* Records for the exercise *

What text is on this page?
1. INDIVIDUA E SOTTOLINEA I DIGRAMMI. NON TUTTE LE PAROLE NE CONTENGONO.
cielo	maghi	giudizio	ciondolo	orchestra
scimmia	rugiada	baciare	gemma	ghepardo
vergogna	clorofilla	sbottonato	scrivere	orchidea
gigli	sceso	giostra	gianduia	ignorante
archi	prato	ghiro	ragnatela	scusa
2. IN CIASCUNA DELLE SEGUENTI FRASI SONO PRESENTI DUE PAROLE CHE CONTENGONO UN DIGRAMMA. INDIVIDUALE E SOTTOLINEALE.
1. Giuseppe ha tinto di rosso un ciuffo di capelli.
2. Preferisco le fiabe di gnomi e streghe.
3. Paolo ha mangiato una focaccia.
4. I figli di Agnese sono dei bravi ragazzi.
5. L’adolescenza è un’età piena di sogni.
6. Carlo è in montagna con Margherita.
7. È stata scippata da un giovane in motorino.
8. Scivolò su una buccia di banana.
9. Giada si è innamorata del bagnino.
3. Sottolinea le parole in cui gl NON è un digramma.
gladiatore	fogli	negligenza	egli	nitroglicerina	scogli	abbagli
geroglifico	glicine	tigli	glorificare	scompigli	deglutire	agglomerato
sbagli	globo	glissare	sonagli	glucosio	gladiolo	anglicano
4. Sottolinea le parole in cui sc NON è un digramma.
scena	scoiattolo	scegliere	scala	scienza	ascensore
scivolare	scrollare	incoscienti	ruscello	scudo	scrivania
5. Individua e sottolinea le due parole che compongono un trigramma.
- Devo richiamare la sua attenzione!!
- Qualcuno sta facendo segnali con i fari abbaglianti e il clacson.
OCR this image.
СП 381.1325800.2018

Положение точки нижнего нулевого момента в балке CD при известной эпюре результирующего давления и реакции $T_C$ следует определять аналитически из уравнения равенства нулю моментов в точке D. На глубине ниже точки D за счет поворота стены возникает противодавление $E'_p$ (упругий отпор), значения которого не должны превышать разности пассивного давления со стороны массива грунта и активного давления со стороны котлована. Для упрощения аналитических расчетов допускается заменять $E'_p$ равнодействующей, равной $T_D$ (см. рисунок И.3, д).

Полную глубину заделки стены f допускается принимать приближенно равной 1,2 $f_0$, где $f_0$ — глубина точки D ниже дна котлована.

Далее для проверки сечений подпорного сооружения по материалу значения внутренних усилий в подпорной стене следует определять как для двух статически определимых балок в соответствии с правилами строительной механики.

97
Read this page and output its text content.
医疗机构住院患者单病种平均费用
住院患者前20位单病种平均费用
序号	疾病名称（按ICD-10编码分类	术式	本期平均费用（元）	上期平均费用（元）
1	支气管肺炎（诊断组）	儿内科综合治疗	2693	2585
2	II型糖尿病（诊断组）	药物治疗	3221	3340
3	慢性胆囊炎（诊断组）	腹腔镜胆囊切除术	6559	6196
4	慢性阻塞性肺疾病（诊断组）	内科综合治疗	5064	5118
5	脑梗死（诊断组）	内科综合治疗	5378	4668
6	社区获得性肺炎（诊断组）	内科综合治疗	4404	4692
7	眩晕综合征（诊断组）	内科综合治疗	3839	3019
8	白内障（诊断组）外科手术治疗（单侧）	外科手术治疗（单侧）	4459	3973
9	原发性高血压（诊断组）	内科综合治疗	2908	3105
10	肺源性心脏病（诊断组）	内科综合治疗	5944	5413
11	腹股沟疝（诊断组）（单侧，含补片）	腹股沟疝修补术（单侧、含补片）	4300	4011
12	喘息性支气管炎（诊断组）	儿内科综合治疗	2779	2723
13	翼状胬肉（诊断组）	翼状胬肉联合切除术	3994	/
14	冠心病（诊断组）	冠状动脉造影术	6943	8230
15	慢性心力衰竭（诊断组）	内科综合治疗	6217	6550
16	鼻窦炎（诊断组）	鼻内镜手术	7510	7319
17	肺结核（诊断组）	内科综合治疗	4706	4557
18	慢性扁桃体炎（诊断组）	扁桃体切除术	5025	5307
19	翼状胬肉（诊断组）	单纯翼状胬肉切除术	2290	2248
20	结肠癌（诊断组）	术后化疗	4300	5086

* Task brief *
From the entries above, copy every line that holds the word "CONTENGONO".

* Written solution *
1. INDIVIDUA E SOTTOLINEA I DIGRAMMI. NON TUTTE LE PAROLE NE CONTENGONO.
2. IN CIASCUNA DELLE SEGUENTI FRASI SONO PRESENTI DUE PAROLE CHE CONTENGONO UN DIGRAMMA. INDIVIDUALE E SOTTOLINEALE.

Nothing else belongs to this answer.